#### [Written exercise]
An exact reproduction of the records is required, with all images left out.

#### [Information provided]
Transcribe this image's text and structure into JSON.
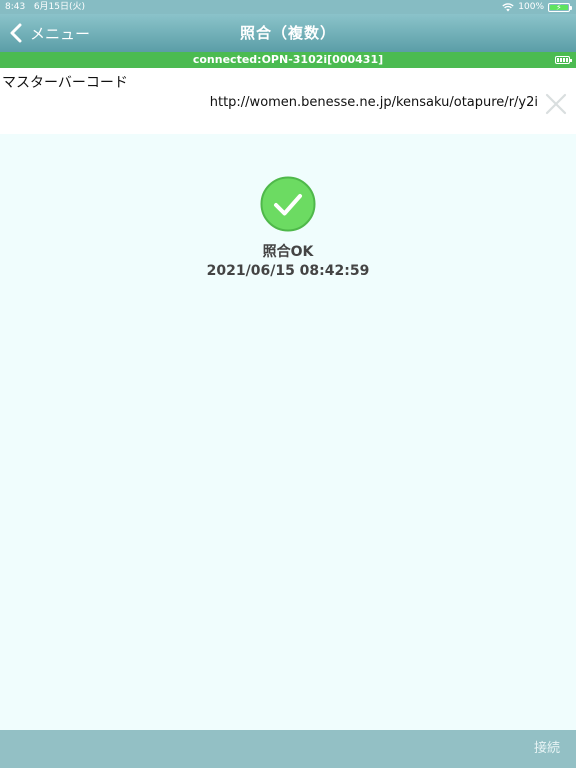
{
  "status_bar": {
    "time": "8:43",
    "date": "6月15日(火)",
    "battery_percent": "100%",
    "icons": [
      "wifi-icon",
      "battery-charging-icon"
    ]
  },
  "nav": {
    "back_label": "メニュー",
    "title": "照合（複数）"
  },
  "connection": {
    "text": "connected:OPN-3102i[000431]",
    "color": "#4bbb51"
  },
  "barcode": {
    "label": "マスターバーコード",
    "value": "http://women.benesse.ne.jp/kensaku/otapure/r/y2i"
  },
  "result": {
    "status": "照合OK",
    "timestamp": "2021/06/15 08:42:59",
    "color": "#6cdb62"
  },
  "toolbar": {
    "connect_label": "接続"
  }
}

#### [Answer to this problem]
Transcribe this image's text and structure into JSON.
{
  "status_bar": {
    "time": "8:43",
    "date": "6月15日(火)",
    "battery_percent": "100%",
    "icons": [
      "wifi-icon",
      "battery-charging-icon"
    ]
  },
  "nav": {
    "back_label": "メニュー",
    "title": "照合（複数）"
  },
  "connection": {
    "text": "connected:OPN-3102i[000431]",
    "color": "#4bbb51"
  },
  "barcode": {
    "label": "マスターバーコード",
    "value": "http://women.benesse.ne.jp/kensaku/otapure/r/y2i"
  },
  "result": {
    "status": "照合OK",
    "timestamp": "2021/06/15 08:42:59",
    "color": "#6cdb62"
  },
  "toolbar": {
    "connect_label": "接続"
  }
}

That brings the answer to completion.